## DATA FOR PROCESSING:

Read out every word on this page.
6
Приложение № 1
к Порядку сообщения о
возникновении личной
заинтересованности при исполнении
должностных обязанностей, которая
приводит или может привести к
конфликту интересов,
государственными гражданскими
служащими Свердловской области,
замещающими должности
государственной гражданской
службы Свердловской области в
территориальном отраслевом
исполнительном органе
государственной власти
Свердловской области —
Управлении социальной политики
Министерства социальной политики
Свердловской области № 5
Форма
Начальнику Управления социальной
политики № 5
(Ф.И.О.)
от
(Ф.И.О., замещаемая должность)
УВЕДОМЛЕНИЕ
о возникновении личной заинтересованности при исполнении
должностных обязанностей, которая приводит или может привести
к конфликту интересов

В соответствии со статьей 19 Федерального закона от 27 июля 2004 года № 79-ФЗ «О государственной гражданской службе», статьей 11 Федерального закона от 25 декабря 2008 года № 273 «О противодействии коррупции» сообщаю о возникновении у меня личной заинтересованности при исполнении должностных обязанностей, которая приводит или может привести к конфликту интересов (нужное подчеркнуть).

## EXERCISE AIM:
Select all lines in the listing that include the word "исполнении".

## COMPLETED EXERCISE:
заинтересованности при исполнении
о возникновении личной заинтересованности при исполнении
В соответствии со статьей 19 Федерального закона от 27 июля 2004 года № 79-ФЗ «О государственной гражданской службе», статьей 11 Федерального закона от 25 декабря 2008 года № 273 «О противодействии коррупции» сообщаю о возникновении у меня личной заинтересованности при исполнении должностных обязанностей, которая приводит или может привести к конфликту интересов (нужное подчеркнуть).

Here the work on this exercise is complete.